>> start Available records

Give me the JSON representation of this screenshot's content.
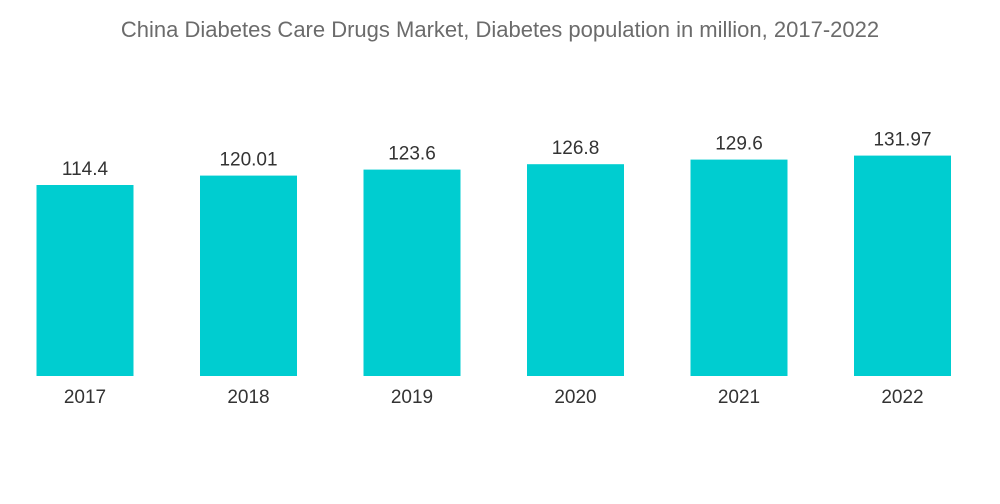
{
  "chart_data": {
    "type": "bar",
    "title": "China Diabetes Care Drugs Market, Diabetes population in million, 2017-2022",
    "categories": [
      "2017",
      "2018",
      "2019",
      "2020",
      "2021",
      "2022"
    ],
    "values": [
      114.4,
      120.01,
      123.6,
      126.8,
      129.6,
      131.97
    ],
    "value_labels": [
      "114.4",
      "120.01",
      "123.6",
      "126.8",
      "129.6",
      "131.97"
    ],
    "xlabel": "",
    "ylabel": "",
    "ylim": [
      0,
      155
    ],
    "grid": false,
    "legend": "none",
    "bar_color": "#00cdd0"
  }
}
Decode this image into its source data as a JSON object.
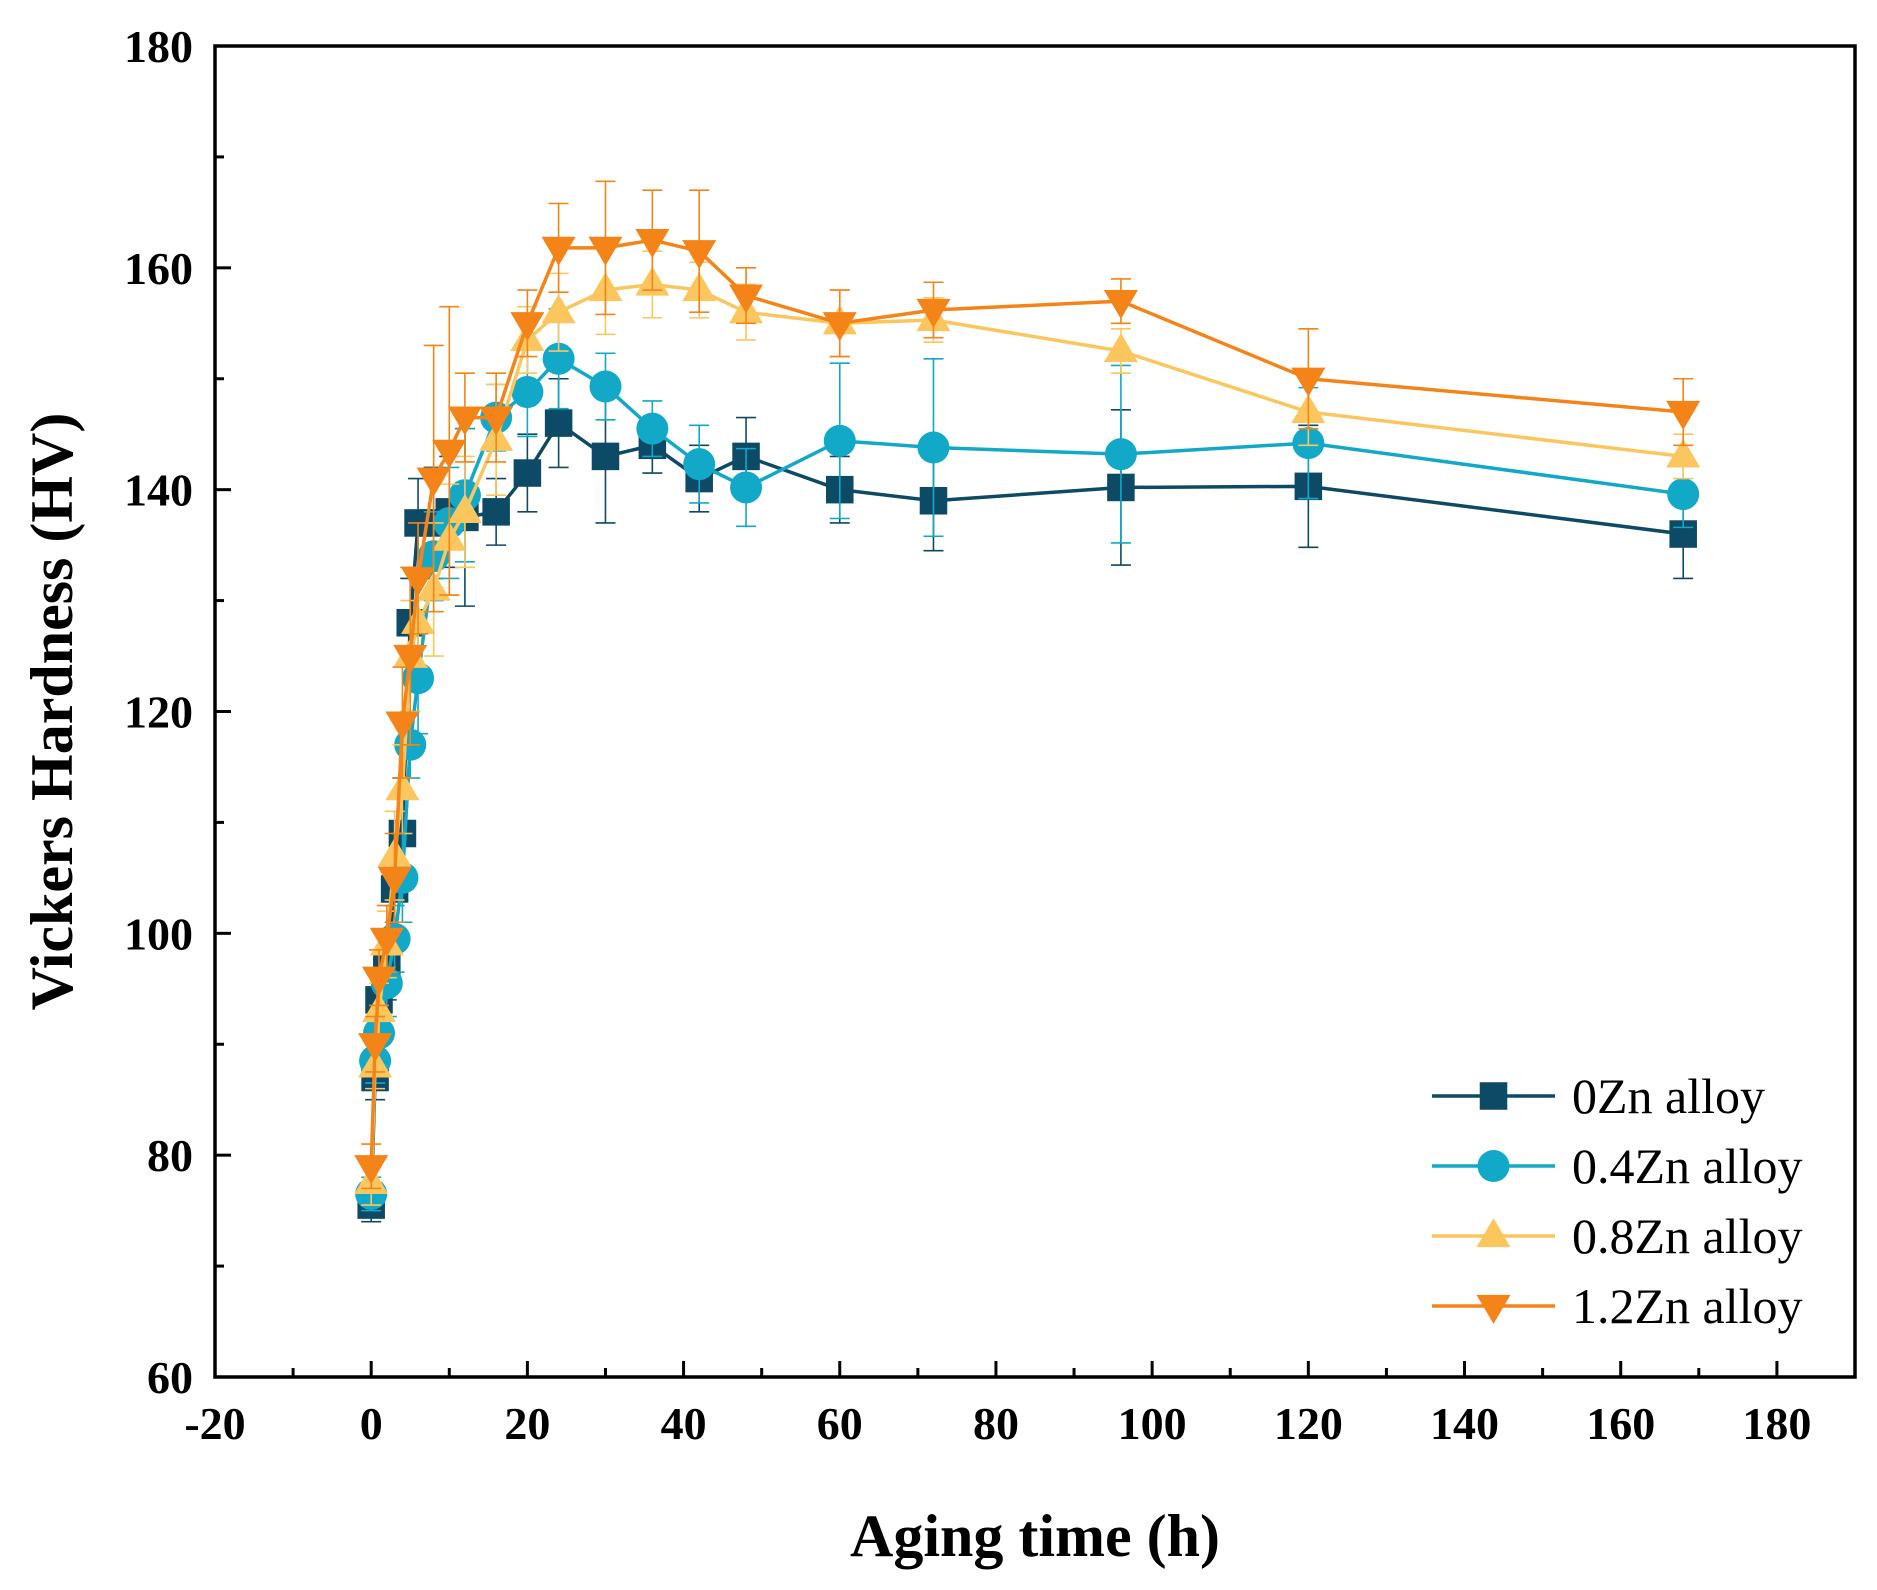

>> end Available records

> _Your goal_
Images must not appear in the copy; reproduce everything else in the records verbatim.

> _Answer to the exercise_
Give me the JSON representation of this screenshot's content.
{
  "chart_data": {
    "type": "bar",
    "title": "China Diabetes Care Drugs Market, Diabetes population in million, 2017-2022",
    "categories": [
      "2017",
      "2018",
      "2019",
      "2020",
      "2021",
      "2022"
    ],
    "values": [
      114.4,
      120.01,
      123.6,
      126.8,
      129.6,
      131.97
    ],
    "value_labels": [
      "114.4",
      "120.01",
      "123.6",
      "126.8",
      "129.6",
      "131.97"
    ],
    "xlabel": "",
    "ylabel": "",
    "ylim": [
      0,
      155
    ],
    "grid": false,
    "legend": "none",
    "bar_color": "#00cdd0"
  }
}
Decode this image into its source data as a JSON object.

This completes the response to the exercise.